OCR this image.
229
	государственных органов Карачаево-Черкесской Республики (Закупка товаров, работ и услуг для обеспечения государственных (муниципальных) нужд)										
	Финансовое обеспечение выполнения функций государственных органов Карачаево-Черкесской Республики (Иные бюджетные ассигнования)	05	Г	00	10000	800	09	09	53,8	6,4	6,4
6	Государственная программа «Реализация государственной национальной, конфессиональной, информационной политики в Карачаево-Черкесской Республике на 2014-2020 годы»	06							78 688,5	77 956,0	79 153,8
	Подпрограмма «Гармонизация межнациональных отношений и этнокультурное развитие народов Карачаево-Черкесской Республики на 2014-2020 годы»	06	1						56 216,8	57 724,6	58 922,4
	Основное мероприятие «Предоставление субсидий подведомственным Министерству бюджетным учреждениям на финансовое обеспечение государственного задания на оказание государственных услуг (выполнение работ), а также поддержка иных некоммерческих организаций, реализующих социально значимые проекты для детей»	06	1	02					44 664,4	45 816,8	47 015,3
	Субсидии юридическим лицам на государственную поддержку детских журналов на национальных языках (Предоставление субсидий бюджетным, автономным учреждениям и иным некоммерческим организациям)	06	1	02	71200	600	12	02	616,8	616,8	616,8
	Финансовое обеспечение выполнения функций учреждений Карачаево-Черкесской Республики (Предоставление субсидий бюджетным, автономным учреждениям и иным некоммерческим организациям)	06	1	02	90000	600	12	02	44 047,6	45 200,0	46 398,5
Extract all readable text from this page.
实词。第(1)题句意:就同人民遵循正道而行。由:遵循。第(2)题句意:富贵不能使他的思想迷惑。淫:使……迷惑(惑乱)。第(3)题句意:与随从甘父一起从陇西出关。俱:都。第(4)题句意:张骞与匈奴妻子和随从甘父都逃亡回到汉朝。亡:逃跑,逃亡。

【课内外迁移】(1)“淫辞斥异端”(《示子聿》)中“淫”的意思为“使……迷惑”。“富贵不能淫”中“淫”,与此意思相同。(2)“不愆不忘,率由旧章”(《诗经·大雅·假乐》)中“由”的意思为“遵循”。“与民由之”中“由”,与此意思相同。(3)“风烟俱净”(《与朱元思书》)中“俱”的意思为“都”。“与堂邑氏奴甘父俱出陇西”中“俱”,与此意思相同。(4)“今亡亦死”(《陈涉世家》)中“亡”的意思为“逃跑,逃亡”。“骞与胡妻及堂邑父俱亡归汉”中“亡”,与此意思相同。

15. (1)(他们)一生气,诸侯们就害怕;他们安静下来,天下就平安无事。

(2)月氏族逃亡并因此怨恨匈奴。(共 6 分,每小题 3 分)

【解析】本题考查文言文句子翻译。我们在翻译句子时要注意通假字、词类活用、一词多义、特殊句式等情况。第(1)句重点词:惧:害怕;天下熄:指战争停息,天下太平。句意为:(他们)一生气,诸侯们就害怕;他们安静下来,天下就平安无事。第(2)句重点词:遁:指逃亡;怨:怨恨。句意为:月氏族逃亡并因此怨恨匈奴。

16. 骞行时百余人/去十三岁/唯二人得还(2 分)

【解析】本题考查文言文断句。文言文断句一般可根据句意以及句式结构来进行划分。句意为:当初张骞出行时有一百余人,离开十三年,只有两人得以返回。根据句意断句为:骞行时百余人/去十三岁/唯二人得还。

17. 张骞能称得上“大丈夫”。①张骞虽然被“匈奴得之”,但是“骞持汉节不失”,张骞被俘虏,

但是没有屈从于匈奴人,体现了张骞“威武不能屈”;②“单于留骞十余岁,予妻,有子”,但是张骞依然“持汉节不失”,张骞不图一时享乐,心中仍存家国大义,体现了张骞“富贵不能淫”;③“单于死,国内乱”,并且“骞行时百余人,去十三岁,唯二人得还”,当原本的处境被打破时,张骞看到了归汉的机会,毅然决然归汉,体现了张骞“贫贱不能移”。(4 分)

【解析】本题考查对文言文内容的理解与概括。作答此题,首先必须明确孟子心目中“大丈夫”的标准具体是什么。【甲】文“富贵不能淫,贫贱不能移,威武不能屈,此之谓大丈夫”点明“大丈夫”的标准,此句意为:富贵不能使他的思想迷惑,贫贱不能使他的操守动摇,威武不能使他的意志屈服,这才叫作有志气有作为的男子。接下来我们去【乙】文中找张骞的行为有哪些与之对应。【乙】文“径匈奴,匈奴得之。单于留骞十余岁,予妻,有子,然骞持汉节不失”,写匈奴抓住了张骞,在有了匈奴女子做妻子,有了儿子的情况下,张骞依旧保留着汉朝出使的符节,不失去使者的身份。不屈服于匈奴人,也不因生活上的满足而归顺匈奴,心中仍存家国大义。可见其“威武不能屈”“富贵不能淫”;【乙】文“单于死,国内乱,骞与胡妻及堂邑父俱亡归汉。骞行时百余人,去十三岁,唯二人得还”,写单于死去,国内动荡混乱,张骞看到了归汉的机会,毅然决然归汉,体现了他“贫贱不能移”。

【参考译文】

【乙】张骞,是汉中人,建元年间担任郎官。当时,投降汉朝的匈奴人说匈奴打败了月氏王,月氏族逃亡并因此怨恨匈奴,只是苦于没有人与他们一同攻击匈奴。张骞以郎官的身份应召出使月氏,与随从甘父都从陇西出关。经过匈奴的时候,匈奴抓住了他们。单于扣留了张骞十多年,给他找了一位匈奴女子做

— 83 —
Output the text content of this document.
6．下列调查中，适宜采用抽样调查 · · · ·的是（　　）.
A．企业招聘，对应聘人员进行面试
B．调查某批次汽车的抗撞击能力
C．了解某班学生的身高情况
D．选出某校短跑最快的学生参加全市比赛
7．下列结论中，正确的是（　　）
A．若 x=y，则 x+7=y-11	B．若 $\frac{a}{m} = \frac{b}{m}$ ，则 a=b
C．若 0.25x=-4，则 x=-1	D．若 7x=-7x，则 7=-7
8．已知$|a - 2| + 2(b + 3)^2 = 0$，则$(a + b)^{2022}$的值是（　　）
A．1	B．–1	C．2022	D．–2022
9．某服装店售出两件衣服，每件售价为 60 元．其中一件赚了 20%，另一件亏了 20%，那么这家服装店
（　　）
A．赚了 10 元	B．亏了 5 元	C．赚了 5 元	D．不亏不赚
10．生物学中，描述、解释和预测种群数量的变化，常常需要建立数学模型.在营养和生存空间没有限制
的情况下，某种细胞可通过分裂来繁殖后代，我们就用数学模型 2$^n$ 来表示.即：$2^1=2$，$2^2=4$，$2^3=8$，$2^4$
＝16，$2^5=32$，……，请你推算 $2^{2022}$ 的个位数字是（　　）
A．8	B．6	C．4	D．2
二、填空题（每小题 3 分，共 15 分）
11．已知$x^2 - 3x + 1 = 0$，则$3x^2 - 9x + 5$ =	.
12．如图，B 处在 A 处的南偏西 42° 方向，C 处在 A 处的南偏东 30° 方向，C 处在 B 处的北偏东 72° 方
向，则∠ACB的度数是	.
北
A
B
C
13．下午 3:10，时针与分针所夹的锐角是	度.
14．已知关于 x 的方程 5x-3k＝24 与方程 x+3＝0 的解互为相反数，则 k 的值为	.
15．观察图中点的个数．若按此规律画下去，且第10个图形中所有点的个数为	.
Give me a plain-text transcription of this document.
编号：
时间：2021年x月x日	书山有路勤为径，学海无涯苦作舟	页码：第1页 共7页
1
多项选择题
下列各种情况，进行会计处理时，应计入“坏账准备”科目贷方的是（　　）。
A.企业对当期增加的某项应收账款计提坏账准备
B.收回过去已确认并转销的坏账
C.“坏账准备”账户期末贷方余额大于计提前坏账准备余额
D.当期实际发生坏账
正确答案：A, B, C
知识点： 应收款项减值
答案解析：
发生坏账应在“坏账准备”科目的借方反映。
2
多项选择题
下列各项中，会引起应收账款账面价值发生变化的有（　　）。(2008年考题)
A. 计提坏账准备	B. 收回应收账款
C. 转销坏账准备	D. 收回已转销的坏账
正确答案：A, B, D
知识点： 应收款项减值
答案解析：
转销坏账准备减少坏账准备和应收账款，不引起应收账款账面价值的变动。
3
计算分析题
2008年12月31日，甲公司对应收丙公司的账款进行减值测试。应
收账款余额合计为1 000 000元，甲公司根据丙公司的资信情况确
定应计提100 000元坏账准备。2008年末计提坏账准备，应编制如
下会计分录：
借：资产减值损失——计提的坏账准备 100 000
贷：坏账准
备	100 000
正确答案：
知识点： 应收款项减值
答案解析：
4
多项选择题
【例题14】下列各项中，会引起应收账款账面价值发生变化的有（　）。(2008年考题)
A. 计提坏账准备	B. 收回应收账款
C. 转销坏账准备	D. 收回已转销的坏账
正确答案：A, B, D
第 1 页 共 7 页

Do this:
Filter out all lines lacking the word "他们安静下来" and copy the rest.

Written answer:
15. (1)(他们)一生气,诸侯们就害怕;他们安静下来,天下就平安无事。
【解析】本题考查文言文句子翻译。我们在翻译句子时要注意通假字、词类活用、一词多义、特殊句式等情况。第(1)句重点词:惧:害怕;天下熄:指战争停息,天下太平。句意为:(他们)一生气,诸侯们就害怕;他们安静下来,天下就平安无事。第(2)句重点词:遁:指逃亡;怨:怨恨。句意为:月氏族逃亡并因此怨恨匈奴。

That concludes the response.